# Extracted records
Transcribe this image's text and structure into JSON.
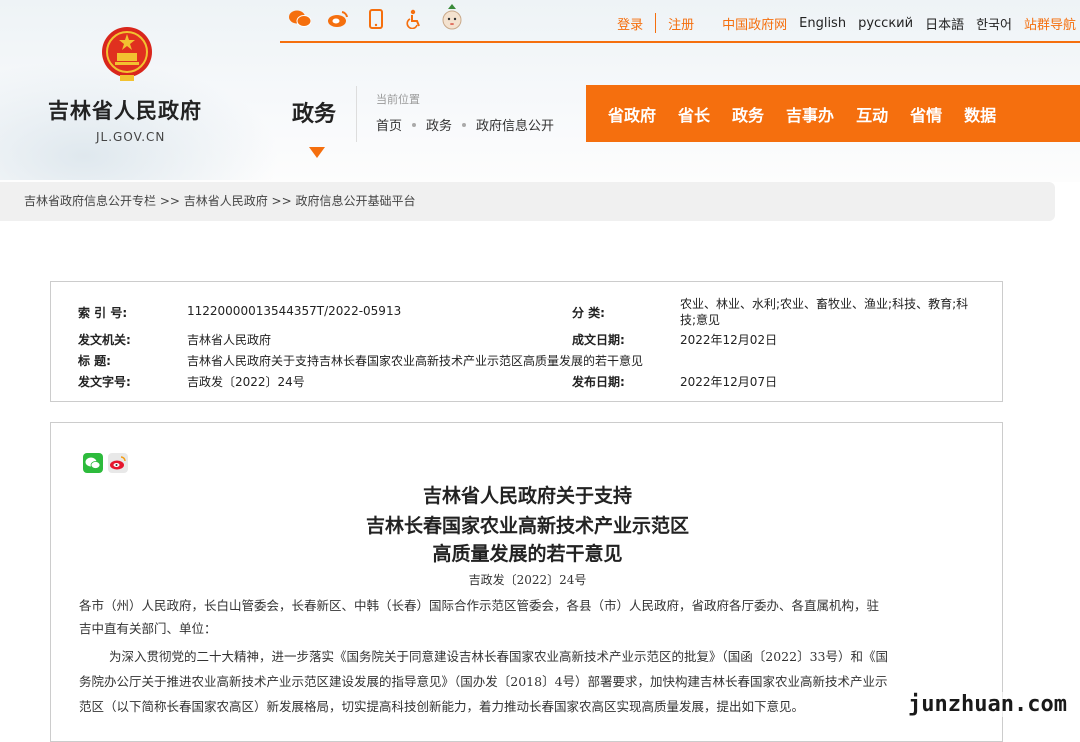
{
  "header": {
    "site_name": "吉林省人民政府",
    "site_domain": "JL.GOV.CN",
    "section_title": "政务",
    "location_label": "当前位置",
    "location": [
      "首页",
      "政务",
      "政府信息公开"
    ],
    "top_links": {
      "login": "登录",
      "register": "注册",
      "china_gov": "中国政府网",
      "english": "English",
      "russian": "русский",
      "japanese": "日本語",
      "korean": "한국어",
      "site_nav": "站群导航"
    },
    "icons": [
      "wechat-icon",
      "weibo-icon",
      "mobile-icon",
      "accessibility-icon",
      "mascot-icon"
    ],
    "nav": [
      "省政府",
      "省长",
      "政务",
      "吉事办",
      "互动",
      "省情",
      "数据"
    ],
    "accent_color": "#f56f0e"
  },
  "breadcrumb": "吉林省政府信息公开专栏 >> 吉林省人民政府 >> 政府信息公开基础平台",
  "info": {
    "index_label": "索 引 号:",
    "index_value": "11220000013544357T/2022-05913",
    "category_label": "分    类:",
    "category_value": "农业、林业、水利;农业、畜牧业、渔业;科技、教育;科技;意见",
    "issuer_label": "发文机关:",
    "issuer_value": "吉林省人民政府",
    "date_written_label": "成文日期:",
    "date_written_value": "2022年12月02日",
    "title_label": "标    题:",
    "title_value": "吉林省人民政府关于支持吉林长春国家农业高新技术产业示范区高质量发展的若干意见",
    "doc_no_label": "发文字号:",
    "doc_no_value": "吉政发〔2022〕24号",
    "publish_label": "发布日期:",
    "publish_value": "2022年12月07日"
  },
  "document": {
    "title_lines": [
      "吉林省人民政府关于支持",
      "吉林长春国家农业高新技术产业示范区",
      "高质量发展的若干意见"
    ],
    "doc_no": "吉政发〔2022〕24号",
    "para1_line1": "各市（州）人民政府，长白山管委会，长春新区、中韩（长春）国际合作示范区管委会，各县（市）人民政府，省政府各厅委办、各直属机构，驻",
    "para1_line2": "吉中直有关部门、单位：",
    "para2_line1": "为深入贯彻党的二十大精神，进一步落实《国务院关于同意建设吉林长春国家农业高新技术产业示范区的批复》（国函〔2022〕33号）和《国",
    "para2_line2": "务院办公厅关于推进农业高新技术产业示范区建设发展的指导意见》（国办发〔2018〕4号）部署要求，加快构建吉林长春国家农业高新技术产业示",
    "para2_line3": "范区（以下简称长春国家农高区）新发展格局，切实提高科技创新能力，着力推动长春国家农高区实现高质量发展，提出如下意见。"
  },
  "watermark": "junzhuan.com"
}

# Requirement
The data above needs to be retyped exactly, with the images left out.

# Output of the task
Transcribe this image's text and structure into JSON.
{
  "header": {
    "site_name": "吉林省人民政府",
    "site_domain": "JL.GOV.CN",
    "section_title": "政务",
    "location_label": "当前位置",
    "location": [
      "首页",
      "政务",
      "政府信息公开"
    ],
    "top_links": {
      "login": "登录",
      "register": "注册",
      "china_gov": "中国政府网",
      "english": "English",
      "russian": "русский",
      "japanese": "日本語",
      "korean": "한국어",
      "site_nav": "站群导航"
    },
    "icons": [
      "wechat-icon",
      "weibo-icon",
      "mobile-icon",
      "accessibility-icon",
      "mascot-icon"
    ],
    "nav": [
      "省政府",
      "省长",
      "政务",
      "吉事办",
      "互动",
      "省情",
      "数据"
    ],
    "accent_color": "#f56f0e"
  },
  "breadcrumb": "吉林省政府信息公开专栏 >> 吉林省人民政府 >> 政府信息公开基础平台",
  "info": {
    "index_label": "索 引 号:",
    "index_value": "11220000013544357T/2022-05913",
    "category_label": "分    类:",
    "category_value": "农业、林业、水利;农业、畜牧业、渔业;科技、教育;科技;意见",
    "issuer_label": "发文机关:",
    "issuer_value": "吉林省人民政府",
    "date_written_label": "成文日期:",
    "date_written_value": "2022年12月02日",
    "title_label": "标    题:",
    "title_value": "吉林省人民政府关于支持吉林长春国家农业高新技术产业示范区高质量发展的若干意见",
    "doc_no_label": "发文字号:",
    "doc_no_value": "吉政发〔2022〕24号",
    "publish_label": "发布日期:",
    "publish_value": "2022年12月07日"
  },
  "document": {
    "title_lines": [
      "吉林省人民政府关于支持",
      "吉林长春国家农业高新技术产业示范区",
      "高质量发展的若干意见"
    ],
    "doc_no": "吉政发〔2022〕24号",
    "para1_line1": "各市（州）人民政府，长白山管委会，长春新区、中韩（长春）国际合作示范区管委会，各县（市）人民政府，省政府各厅委办、各直属机构，驻",
    "para1_line2": "吉中直有关部门、单位：",
    "para2_line1": "为深入贯彻党的二十大精神，进一步落实《国务院关于同意建设吉林长春国家农业高新技术产业示范区的批复》（国函〔2022〕33号）和《国",
    "para2_line2": "务院办公厅关于推进农业高新技术产业示范区建设发展的指导意见》（国办发〔2018〕4号）部署要求，加快构建吉林长春国家农业高新技术产业示",
    "para2_line3": "范区（以下简称长春国家农高区）新发展格局，切实提高科技创新能力，着力推动长春国家农高区实现高质量发展，提出如下意见。"
  },
  "watermark": "junzhuan.com"
}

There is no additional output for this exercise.